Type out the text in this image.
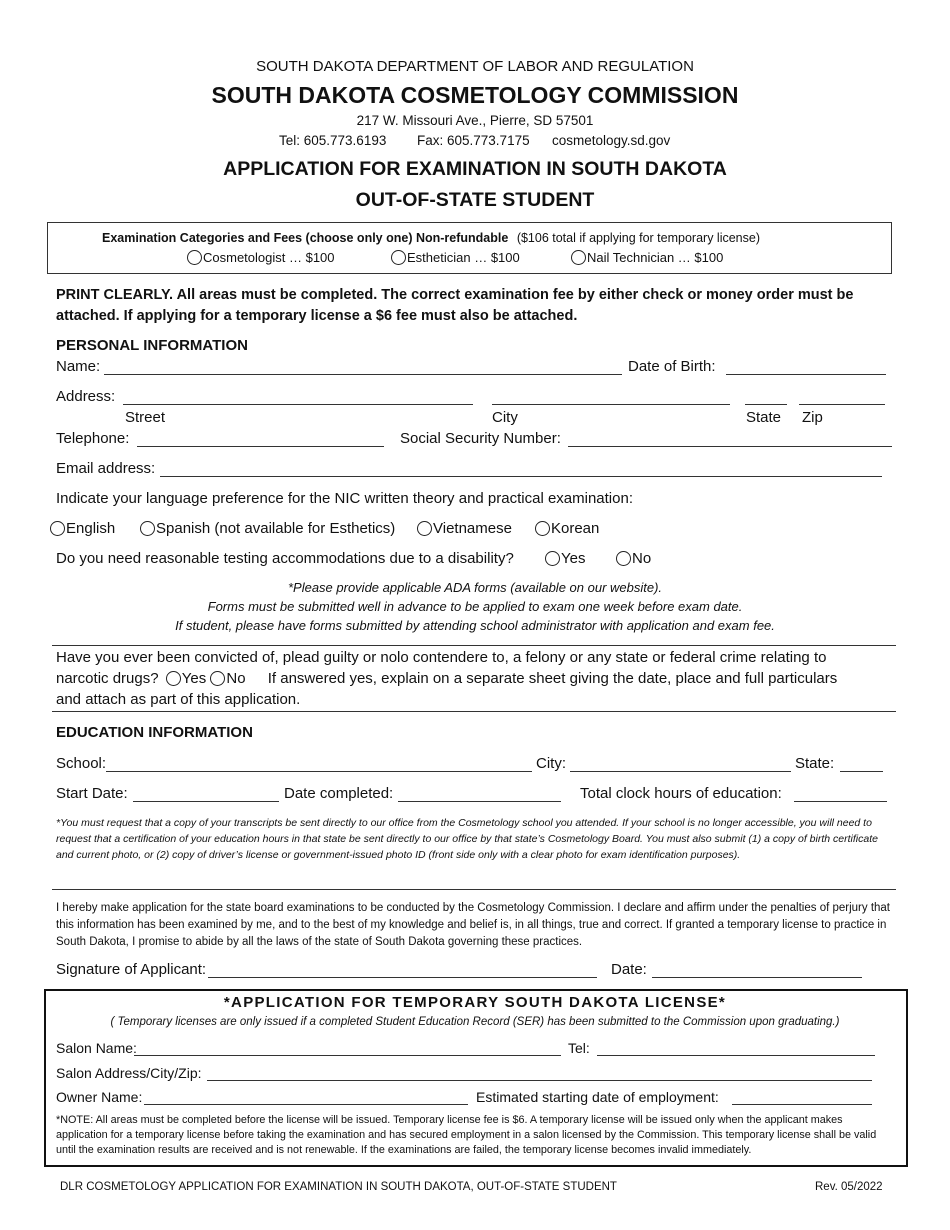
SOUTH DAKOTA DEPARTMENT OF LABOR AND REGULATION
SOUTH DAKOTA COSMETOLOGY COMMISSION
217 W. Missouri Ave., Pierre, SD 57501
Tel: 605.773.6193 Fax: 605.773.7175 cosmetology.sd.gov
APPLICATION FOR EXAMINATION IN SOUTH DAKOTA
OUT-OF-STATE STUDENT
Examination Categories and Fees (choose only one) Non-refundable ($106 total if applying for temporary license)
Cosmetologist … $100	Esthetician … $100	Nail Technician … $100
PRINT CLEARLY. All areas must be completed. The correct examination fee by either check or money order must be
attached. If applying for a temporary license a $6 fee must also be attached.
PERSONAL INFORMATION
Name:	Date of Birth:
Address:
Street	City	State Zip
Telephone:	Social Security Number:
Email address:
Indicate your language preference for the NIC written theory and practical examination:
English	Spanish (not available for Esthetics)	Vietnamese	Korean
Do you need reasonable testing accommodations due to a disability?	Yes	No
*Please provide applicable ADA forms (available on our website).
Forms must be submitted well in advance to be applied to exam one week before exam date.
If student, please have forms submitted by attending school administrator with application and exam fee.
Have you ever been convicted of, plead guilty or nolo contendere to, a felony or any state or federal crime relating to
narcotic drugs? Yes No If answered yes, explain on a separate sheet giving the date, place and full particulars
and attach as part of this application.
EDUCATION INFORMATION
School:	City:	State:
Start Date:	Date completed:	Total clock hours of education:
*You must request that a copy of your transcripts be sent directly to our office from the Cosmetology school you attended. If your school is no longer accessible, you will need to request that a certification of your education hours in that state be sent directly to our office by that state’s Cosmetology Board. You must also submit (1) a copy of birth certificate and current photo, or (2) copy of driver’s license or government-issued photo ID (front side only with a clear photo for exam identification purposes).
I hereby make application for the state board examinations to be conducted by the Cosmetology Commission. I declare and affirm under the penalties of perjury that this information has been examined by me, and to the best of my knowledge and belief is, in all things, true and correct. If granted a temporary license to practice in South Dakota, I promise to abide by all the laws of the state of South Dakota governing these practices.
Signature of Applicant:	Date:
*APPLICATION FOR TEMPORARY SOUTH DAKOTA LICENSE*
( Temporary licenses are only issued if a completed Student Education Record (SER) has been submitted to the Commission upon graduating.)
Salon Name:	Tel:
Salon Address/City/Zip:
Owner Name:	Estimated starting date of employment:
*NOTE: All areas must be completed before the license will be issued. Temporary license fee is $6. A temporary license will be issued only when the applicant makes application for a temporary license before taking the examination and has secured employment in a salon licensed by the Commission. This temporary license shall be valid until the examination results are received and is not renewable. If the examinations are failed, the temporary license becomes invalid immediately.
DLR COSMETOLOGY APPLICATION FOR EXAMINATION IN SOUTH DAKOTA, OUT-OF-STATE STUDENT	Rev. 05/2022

§

JOB: Transcribe all the data word for word; the images stay out.

EXERCISE SOLUTION:
Type out the text in this image.
SOUTH DAKOTA DEPARTMENT OF LABOR AND REGULATION
SOUTH DAKOTA COSMETOLOGY COMMISSION
217 W. Missouri Ave., Pierre, SD 57501
Tel: 605.773.6193 Fax: 605.773.7175 cosmetology.sd.gov
APPLICATION FOR EXAMINATION IN SOUTH DAKOTA
OUT-OF-STATE STUDENT
Examination Categories and Fees (choose only one) Non-refundable ($106 total if applying for temporary license)
Cosmetologist … $100	Esthetician … $100	Nail Technician … $100
PRINT CLEARLY. All areas must be completed. The correct examination fee by either check or money order must be
attached. If applying for a temporary license a $6 fee must also be attached.
PERSONAL INFORMATION
Name:	Date of Birth:
Address:
Street	City	State Zip
Telephone:	Social Security Number:
Email address:
Indicate your language preference for the NIC written theory and practical examination:
English	Spanish (not available for Esthetics)	Vietnamese	Korean
Do you need reasonable testing accommodations due to a disability?	Yes	No
*Please provide applicable ADA forms (available on our website).
Forms must be submitted well in advance to be applied to exam one week before exam date.
If student, please have forms submitted by attending school administrator with application and exam fee.
Have you ever been convicted of, plead guilty or nolo contendere to, a felony or any state or federal crime relating to
narcotic drugs? Yes No If answered yes, explain on a separate sheet giving the date, place and full particulars
and attach as part of this application.
EDUCATION INFORMATION
School:	City:	State:
Start Date:	Date completed:	Total clock hours of education:
*You must request that a copy of your transcripts be sent directly to our office from the Cosmetology school you attended. If your school is no longer accessible, you will need to request that a certification of your education hours in that state be sent directly to our office by that state’s Cosmetology Board. You must also submit (1) a copy of birth certificate and current photo, or (2) copy of driver’s license or government-issued photo ID (front side only with a clear photo for exam identification purposes).
I hereby make application for the state board examinations to be conducted by the Cosmetology Commission. I declare and affirm under the penalties of perjury that this information has been examined by me, and to the best of my knowledge and belief is, in all things, true and correct. If granted a temporary license to practice in South Dakota, I promise to abide by all the laws of the state of South Dakota governing these practices.
Signature of Applicant:	Date:
*APPLICATION FOR TEMPORARY SOUTH DAKOTA LICENSE*
( Temporary licenses are only issued if a completed Student Education Record (SER) has been submitted to the Commission upon graduating.)
Salon Name:	Tel:
Salon Address/City/Zip:
Owner Name:	Estimated starting date of employment:
*NOTE: All areas must be completed before the license will be issued. Temporary license fee is $6. A temporary license will be issued only when the applicant makes application for a temporary license before taking the examination and has secured employment in a salon licensed by the Commission. This temporary license shall be valid until the examination results are received and is not renewable. If the examinations are failed, the temporary license becomes invalid immediately.
DLR COSMETOLOGY APPLICATION FOR EXAMINATION IN SOUTH DAKOTA, OUT-OF-STATE STUDENT	Rev. 05/2022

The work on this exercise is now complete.